» **Stated problem**
Lines from the one containing "Convert this screenshot" through the end of the data are to be returned exactly, and no others.

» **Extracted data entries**
• • •

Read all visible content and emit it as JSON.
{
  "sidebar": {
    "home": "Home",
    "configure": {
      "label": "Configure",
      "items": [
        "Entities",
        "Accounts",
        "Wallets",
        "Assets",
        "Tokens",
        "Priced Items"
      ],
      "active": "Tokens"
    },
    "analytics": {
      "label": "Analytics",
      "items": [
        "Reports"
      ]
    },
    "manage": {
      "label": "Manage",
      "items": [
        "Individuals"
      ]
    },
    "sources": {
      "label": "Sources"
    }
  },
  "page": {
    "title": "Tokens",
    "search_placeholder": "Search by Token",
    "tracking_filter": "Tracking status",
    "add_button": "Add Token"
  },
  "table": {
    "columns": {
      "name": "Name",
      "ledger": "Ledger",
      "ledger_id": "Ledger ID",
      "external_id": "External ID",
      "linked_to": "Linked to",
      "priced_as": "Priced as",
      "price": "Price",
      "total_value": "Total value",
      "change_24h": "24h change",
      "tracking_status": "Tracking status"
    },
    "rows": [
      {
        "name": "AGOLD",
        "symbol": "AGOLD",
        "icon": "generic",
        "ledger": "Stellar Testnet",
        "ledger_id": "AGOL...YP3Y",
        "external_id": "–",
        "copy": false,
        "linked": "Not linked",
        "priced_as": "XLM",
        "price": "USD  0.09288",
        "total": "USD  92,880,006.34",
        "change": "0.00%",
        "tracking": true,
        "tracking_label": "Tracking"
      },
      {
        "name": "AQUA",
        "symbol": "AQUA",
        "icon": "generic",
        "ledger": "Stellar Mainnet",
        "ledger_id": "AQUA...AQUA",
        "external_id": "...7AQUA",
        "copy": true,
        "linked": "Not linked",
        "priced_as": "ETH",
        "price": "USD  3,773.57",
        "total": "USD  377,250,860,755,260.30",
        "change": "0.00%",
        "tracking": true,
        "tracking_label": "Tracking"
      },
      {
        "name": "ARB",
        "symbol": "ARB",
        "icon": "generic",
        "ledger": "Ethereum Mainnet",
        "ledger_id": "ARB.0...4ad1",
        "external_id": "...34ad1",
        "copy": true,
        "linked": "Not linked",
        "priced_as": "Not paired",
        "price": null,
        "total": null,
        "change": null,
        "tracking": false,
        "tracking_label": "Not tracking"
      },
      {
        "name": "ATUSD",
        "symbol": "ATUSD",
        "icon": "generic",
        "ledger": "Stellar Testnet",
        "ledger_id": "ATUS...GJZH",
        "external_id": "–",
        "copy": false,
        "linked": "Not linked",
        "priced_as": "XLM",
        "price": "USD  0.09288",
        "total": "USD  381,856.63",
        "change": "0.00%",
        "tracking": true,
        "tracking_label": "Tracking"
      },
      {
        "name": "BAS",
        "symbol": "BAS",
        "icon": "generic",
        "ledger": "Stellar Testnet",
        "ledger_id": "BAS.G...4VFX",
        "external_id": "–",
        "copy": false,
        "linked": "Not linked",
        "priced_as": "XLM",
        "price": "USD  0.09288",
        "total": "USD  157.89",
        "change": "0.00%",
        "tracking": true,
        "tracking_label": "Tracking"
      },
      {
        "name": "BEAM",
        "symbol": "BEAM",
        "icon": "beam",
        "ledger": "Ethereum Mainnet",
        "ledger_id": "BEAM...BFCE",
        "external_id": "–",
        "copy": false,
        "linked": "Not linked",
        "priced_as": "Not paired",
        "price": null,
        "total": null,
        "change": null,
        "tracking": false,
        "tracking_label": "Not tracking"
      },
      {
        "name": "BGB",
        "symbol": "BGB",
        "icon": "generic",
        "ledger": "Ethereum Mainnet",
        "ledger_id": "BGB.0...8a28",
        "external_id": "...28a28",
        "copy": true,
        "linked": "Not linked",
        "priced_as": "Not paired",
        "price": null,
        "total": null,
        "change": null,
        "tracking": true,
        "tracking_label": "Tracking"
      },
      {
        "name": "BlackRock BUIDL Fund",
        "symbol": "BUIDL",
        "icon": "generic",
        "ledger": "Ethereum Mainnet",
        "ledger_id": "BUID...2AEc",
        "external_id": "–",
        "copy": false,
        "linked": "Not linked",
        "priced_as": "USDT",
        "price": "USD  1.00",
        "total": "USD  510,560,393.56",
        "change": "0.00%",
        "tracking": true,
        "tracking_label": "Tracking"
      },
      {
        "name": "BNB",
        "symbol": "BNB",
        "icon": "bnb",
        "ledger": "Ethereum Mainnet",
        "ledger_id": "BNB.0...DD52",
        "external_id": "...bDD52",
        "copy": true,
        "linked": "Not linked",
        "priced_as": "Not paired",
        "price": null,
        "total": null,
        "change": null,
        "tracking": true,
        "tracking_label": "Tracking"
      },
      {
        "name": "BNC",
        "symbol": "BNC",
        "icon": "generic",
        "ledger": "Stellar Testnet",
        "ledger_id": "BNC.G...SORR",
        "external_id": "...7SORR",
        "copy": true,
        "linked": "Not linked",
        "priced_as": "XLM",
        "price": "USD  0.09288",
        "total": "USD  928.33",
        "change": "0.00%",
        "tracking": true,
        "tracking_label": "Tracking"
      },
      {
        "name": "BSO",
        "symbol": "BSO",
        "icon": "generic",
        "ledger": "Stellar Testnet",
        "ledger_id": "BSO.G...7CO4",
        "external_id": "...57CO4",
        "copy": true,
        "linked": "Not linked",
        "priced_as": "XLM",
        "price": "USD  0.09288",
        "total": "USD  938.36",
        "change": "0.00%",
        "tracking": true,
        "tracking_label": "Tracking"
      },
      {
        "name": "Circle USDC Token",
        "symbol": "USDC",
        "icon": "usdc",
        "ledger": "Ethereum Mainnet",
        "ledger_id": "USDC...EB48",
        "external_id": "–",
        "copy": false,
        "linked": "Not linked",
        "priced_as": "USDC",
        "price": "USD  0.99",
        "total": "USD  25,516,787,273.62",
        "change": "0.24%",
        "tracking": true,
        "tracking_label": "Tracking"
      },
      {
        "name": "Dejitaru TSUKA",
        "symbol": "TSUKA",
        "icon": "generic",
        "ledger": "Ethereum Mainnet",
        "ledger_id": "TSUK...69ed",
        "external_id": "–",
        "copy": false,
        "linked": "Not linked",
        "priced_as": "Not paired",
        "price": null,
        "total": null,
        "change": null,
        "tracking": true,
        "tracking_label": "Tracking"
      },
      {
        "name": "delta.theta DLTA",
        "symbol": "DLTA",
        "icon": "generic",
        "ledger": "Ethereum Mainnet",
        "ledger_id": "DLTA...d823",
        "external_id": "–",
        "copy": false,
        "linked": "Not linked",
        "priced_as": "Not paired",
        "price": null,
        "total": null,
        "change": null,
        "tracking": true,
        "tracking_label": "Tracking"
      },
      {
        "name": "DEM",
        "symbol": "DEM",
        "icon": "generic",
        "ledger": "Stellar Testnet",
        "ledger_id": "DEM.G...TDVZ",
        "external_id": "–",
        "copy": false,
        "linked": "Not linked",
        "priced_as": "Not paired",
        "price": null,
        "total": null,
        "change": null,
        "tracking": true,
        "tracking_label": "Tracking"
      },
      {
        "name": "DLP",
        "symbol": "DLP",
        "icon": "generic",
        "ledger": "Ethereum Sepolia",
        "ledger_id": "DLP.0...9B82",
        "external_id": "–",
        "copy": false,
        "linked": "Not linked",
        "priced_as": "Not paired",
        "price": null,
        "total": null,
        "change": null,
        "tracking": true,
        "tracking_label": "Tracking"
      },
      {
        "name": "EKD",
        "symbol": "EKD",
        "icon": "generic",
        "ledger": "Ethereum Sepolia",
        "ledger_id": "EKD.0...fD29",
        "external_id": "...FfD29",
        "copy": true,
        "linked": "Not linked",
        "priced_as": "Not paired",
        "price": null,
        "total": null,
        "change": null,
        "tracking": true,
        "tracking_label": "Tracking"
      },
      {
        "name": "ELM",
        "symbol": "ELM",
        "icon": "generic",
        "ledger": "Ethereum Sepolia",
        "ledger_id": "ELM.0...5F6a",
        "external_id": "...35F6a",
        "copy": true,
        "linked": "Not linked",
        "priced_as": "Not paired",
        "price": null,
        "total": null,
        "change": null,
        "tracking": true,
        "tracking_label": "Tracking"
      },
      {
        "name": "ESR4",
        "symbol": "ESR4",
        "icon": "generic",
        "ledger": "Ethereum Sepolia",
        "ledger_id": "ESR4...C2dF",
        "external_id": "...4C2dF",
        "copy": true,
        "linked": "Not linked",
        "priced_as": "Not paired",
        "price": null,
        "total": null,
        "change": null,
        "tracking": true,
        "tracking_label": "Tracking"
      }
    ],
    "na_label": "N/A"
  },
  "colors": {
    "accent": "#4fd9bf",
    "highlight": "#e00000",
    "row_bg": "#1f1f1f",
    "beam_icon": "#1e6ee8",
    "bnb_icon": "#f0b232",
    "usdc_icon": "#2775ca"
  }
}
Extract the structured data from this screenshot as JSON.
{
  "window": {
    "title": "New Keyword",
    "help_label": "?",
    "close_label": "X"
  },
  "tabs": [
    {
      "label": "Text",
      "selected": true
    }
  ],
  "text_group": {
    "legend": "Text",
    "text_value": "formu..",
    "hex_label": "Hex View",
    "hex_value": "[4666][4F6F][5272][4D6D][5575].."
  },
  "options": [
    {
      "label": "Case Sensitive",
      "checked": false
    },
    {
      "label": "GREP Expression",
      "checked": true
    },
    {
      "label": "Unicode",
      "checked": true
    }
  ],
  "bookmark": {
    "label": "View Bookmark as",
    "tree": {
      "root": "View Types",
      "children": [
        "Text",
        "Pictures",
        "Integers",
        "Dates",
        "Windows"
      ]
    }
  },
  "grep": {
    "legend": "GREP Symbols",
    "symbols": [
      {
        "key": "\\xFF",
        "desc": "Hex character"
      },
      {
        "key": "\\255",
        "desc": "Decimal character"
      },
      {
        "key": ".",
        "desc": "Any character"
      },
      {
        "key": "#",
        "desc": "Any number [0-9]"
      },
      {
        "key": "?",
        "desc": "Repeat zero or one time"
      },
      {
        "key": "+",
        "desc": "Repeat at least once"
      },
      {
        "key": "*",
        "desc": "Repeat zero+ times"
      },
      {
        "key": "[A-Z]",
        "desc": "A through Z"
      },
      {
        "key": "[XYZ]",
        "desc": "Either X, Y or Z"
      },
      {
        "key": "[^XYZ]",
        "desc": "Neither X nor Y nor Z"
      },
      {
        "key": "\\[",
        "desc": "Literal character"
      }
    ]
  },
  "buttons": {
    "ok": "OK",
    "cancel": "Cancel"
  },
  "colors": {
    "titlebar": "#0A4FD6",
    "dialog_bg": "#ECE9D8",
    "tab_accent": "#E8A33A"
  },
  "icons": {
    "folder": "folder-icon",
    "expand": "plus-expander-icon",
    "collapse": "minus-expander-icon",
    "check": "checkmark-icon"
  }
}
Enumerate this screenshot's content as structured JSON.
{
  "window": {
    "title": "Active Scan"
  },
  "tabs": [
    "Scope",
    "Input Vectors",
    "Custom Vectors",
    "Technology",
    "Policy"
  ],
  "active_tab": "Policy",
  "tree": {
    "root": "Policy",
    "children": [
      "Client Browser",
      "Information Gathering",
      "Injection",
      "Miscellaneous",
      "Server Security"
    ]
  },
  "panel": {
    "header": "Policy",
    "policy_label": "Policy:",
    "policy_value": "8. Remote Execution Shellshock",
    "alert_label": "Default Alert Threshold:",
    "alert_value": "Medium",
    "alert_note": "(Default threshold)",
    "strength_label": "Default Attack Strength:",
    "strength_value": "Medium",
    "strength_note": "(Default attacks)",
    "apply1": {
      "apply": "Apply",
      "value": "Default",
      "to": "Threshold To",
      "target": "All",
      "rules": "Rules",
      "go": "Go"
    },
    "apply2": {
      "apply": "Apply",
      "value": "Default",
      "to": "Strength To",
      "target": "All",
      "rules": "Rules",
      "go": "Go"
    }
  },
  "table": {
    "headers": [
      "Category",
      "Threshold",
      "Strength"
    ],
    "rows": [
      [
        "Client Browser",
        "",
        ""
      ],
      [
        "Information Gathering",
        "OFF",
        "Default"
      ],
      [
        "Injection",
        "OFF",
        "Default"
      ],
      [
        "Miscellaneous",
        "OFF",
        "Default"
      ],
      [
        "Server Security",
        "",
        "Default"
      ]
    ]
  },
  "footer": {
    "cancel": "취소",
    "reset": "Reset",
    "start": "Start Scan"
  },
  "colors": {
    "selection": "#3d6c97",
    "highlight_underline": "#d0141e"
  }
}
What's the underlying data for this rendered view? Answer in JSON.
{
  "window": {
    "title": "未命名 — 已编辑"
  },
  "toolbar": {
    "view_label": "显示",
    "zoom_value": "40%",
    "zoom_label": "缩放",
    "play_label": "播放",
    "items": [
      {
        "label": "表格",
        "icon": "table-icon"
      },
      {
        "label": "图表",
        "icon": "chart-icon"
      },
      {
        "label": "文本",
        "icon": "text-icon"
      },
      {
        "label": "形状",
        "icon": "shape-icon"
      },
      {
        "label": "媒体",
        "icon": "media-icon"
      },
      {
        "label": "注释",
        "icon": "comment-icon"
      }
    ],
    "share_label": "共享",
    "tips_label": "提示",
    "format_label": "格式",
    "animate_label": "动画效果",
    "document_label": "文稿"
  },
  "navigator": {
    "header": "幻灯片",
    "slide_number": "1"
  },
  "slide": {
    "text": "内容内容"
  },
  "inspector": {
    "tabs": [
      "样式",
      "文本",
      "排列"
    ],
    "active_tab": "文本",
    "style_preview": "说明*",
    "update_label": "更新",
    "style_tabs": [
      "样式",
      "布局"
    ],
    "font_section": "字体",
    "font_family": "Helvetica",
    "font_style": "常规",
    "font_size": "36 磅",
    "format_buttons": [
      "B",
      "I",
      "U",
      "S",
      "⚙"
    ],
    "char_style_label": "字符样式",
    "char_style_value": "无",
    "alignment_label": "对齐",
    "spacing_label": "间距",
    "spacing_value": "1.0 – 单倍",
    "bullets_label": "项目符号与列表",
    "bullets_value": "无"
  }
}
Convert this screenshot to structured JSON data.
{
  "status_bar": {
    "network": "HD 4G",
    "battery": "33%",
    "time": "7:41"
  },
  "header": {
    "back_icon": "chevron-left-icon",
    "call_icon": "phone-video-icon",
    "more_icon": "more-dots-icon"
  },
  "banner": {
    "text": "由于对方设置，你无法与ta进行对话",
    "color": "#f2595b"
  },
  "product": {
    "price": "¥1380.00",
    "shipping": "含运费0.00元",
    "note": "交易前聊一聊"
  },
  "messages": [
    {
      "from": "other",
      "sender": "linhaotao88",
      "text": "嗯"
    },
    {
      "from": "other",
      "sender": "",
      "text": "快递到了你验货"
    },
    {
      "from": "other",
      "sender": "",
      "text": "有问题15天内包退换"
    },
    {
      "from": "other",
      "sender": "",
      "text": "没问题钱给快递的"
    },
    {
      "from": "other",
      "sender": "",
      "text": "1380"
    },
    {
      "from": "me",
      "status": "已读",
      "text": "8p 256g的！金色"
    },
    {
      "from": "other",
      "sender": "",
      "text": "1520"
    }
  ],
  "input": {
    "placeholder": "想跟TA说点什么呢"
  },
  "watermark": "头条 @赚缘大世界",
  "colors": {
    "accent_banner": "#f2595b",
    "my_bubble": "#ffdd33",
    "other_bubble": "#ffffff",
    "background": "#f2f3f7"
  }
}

• • •

» **Full output**
Convert this screenshot to structured JSON data.
{
  "status_bar": {
    "network": "HD 4G",
    "battery": "33%",
    "time": "7:41"
  },
  "header": {
    "back_icon": "chevron-left-icon",
    "call_icon": "phone-video-icon",
    "more_icon": "more-dots-icon"
  },
  "banner": {
    "text": "由于对方设置，你无法与ta进行对话",
    "color": "#f2595b"
  },
  "product": {
    "price": "¥1380.00",
    "shipping": "含运费0.00元",
    "note": "交易前聊一聊"
  },
  "messages": [
    {
      "from": "other",
      "sender": "linhaotao88",
      "text": "嗯"
    },
    {
      "from": "other",
      "sender": "",
      "text": "快递到了你验货"
    },
    {
      "from": "other",
      "sender": "",
      "text": "有问题15天内包退换"
    },
    {
      "from": "other",
      "sender": "",
      "text": "没问题钱给快递的"
    },
    {
      "from": "other",
      "sender": "",
      "text": "1380"
    },
    {
      "from": "me",
      "status": "已读",
      "text": "8p 256g的！金色"
    },
    {
      "from": "other",
      "sender": "",
      "text": "1520"
    }
  ],
  "input": {
    "placeholder": "想跟TA说点什么呢"
  },
  "watermark": "头条 @赚缘大世界",
  "colors": {
    "accent_banner": "#f2595b",
    "my_bubble": "#ffdd33",
    "other_bubble": "#ffffff",
    "background": "#f2f3f7"
  }
}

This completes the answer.